* The exercise: Quote every line as written. Omit pictures.

------ Exercise materials ------

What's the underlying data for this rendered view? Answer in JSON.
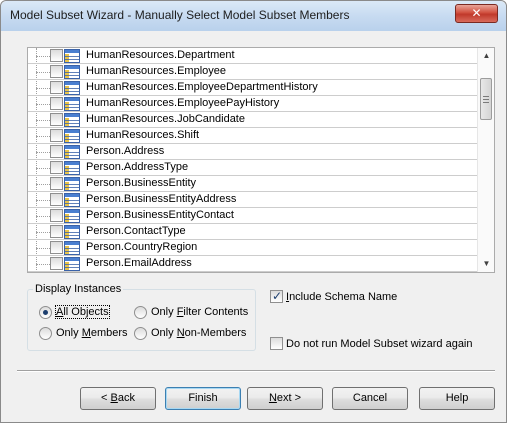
{
  "window": {
    "title": "Model Subset Wizard - Manually Select Model Subset Members",
    "close_glyph": "✕"
  },
  "list": {
    "items": [
      {
        "label": "HumanResources.Department",
        "checked": false
      },
      {
        "label": "HumanResources.Employee",
        "checked": false
      },
      {
        "label": "HumanResources.EmployeeDepartmentHistory",
        "checked": false
      },
      {
        "label": "HumanResources.EmployeePayHistory",
        "checked": false
      },
      {
        "label": "HumanResources.JobCandidate",
        "checked": false
      },
      {
        "label": "HumanResources.Shift",
        "checked": false
      },
      {
        "label": "Person.Address",
        "checked": false
      },
      {
        "label": "Person.AddressType",
        "checked": false
      },
      {
        "label": "Person.BusinessEntity",
        "checked": false
      },
      {
        "label": "Person.BusinessEntityAddress",
        "checked": false
      },
      {
        "label": "Person.BusinessEntityContact",
        "checked": false
      },
      {
        "label": "Person.ContactType",
        "checked": false
      },
      {
        "label": "Person.CountryRegion",
        "checked": false
      },
      {
        "label": "Person.EmailAddress",
        "checked": false
      }
    ],
    "item_icon": "table-icon",
    "scroll_up_glyph": "▲",
    "scroll_down_glyph": "▼"
  },
  "display_instances": {
    "legend": "Display Instances",
    "options": [
      {
        "label_pre": "",
        "mnemonic": "A",
        "label_post": "ll Objects",
        "selected": true
      },
      {
        "label_pre": "Only ",
        "mnemonic": "F",
        "label_post": "ilter Contents",
        "selected": false
      },
      {
        "label_pre": "Only ",
        "mnemonic": "M",
        "label_post": "embers",
        "selected": false
      },
      {
        "label_pre": "Only ",
        "mnemonic": "N",
        "label_post": "on-Members",
        "selected": false
      }
    ]
  },
  "options": {
    "include_schema": {
      "mnemonic": "I",
      "label_post": "nclude Schema Name",
      "checked": true
    },
    "do_not_run": {
      "label": "Do not run Model Subset wizard again",
      "checked": false
    }
  },
  "buttons": {
    "back": {
      "pre": "< ",
      "mnemonic": "B",
      "post": "ack"
    },
    "finish": {
      "label": "Finish"
    },
    "next": {
      "mnemonic": "N",
      "post": "ext >"
    },
    "cancel": {
      "label": "Cancel"
    },
    "help": {
      "label": "Help"
    }
  }
}
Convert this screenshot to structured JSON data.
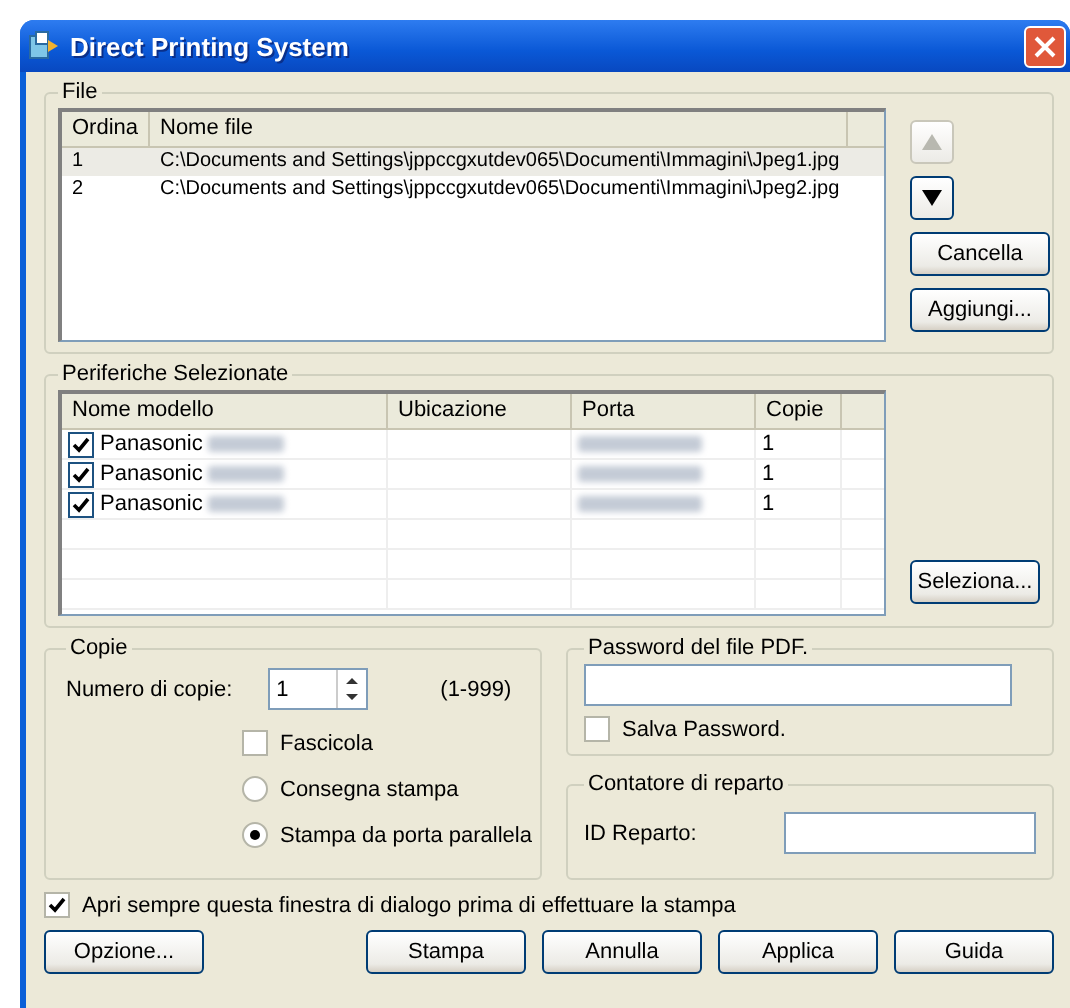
{
  "window": {
    "title": "Direct Printing System"
  },
  "file_group": {
    "label": "File",
    "columns": [
      "Ordina",
      "Nome file"
    ],
    "rows": [
      {
        "order": "1",
        "path": "C:\\Documents and Settings\\jppccgxutdev065\\Documenti\\Immagini\\Jpeg1.jpg",
        "selected": true
      },
      {
        "order": "2",
        "path": "C:\\Documents and Settings\\jppccgxutdev065\\Documenti\\Immagini\\Jpeg2.jpg",
        "selected": false
      }
    ],
    "move_up": {
      "disabled": true
    },
    "move_down": {
      "disabled": false
    },
    "buttons": [
      "Cancella",
      "Aggiungi..."
    ]
  },
  "devices": {
    "label": "Periferiche Selezionate",
    "columns": [
      "Nome modello",
      "Ubicazione",
      "Porta",
      "Copie"
    ],
    "rows": [
      {
        "name": "Panasonic",
        "checked": true,
        "copies": "1"
      },
      {
        "name": "Panasonic",
        "checked": true,
        "copies": "1"
      },
      {
        "name": "Panasonic",
        "checked": true,
        "copies": "1"
      }
    ],
    "button": "Seleziona..."
  },
  "copies": {
    "label": "Copie",
    "count_label": "Numero di copie:",
    "count": "1",
    "range": "(1-999)",
    "collate": {
      "label": "Fascicola",
      "checked": false
    },
    "options": [
      {
        "label": "Consegna stampa",
        "selected": false
      },
      {
        "label": "Stampa da porta parallela",
        "selected": true
      }
    ]
  },
  "pdf_password": {
    "label": "Password del file PDF.",
    "save": {
      "label": "Salva Password.",
      "checked": false
    }
  },
  "department": {
    "label": "Contatore di reparto",
    "id_label": "ID Reparto:"
  },
  "always_open": {
    "label": "Apri sempre questa finestra di dialogo prima di effettuare la stampa",
    "checked": true
  },
  "buttons": [
    "Opzione...",
    "Stampa",
    "Annulla",
    "Applica",
    "Guida"
  ]
}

------

* Complete response:
What's the underlying data for this rendered view? Answer in JSON.
{
  "window": {
    "title": "Model Subset Wizard - Manually Select Model Subset Members",
    "close_glyph": "✕"
  },
  "list": {
    "items": [
      {
        "label": "HumanResources.Department",
        "checked": false
      },
      {
        "label": "HumanResources.Employee",
        "checked": false
      },
      {
        "label": "HumanResources.EmployeeDepartmentHistory",
        "checked": false
      },
      {
        "label": "HumanResources.EmployeePayHistory",
        "checked": false
      },
      {
        "label": "HumanResources.JobCandidate",
        "checked": false
      },
      {
        "label": "HumanResources.Shift",
        "checked": false
      },
      {
        "label": "Person.Address",
        "checked": false
      },
      {
        "label": "Person.AddressType",
        "checked": false
      },
      {
        "label": "Person.BusinessEntity",
        "checked": false
      },
      {
        "label": "Person.BusinessEntityAddress",
        "checked": false
      },
      {
        "label": "Person.BusinessEntityContact",
        "checked": false
      },
      {
        "label": "Person.ContactType",
        "checked": false
      },
      {
        "label": "Person.CountryRegion",
        "checked": false
      },
      {
        "label": "Person.EmailAddress",
        "checked": false
      }
    ],
    "item_icon": "table-icon",
    "scroll_up_glyph": "▲",
    "scroll_down_glyph": "▼"
  },
  "display_instances": {
    "legend": "Display Instances",
    "options": [
      {
        "label_pre": "",
        "mnemonic": "A",
        "label_post": "ll Objects",
        "selected": true
      },
      {
        "label_pre": "Only ",
        "mnemonic": "F",
        "label_post": "ilter Contents",
        "selected": false
      },
      {
        "label_pre": "Only ",
        "mnemonic": "M",
        "label_post": "embers",
        "selected": false
      },
      {
        "label_pre": "Only ",
        "mnemonic": "N",
        "label_post": "on-Members",
        "selected": false
      }
    ]
  },
  "options": {
    "include_schema": {
      "mnemonic": "I",
      "label_post": "nclude Schema Name",
      "checked": true
    },
    "do_not_run": {
      "label": "Do not run Model Subset wizard again",
      "checked": false
    }
  },
  "buttons": {
    "back": {
      "pre": "< ",
      "mnemonic": "B",
      "post": "ack"
    },
    "finish": {
      "label": "Finish"
    },
    "next": {
      "mnemonic": "N",
      "post": "ext >"
    },
    "cancel": {
      "label": "Cancel"
    },
    "help": {
      "label": "Help"
    }
  }
}
Convert this screenshot to structured JSON data.
{
  "window": {
    "title": "Direct Printing System"
  },
  "file_group": {
    "label": "File",
    "columns": [
      "Ordina",
      "Nome file"
    ],
    "rows": [
      {
        "order": "1",
        "path": "C:\\Documents and Settings\\jppccgxutdev065\\Documenti\\Immagini\\Jpeg1.jpg",
        "selected": true
      },
      {
        "order": "2",
        "path": "C:\\Documents and Settings\\jppccgxutdev065\\Documenti\\Immagini\\Jpeg2.jpg",
        "selected": false
      }
    ],
    "move_up": {
      "disabled": true
    },
    "move_down": {
      "disabled": false
    },
    "buttons": [
      "Cancella",
      "Aggiungi..."
    ]
  },
  "devices": {
    "label": "Periferiche Selezionate",
    "columns": [
      "Nome modello",
      "Ubicazione",
      "Porta",
      "Copie"
    ],
    "rows": [
      {
        "name": "Panasonic",
        "checked": true,
        "copies": "1"
      },
      {
        "name": "Panasonic",
        "checked": true,
        "copies": "1"
      },
      {
        "name": "Panasonic",
        "checked": true,
        "copies": "1"
      }
    ],
    "button": "Seleziona..."
  },
  "copies": {
    "label": "Copie",
    "count_label": "Numero di copie:",
    "count": "1",
    "range": "(1-999)",
    "collate": {
      "label": "Fascicola",
      "checked": false
    },
    "options": [
      {
        "label": "Consegna stampa",
        "selected": false
      },
      {
        "label": "Stampa da porta parallela",
        "selected": true
      }
    ]
  },
  "pdf_password": {
    "label": "Password del file PDF.",
    "save": {
      "label": "Salva Password.",
      "checked": false
    }
  },
  "department": {
    "label": "Contatore di reparto",
    "id_label": "ID Reparto:"
  },
  "always_open": {
    "label": "Apri sempre questa finestra di dialogo prima di effettuare la stampa",
    "checked": true
  },
  "buttons": [
    "Opzione...",
    "Stampa",
    "Annulla",
    "Applica",
    "Guida"
  ]
}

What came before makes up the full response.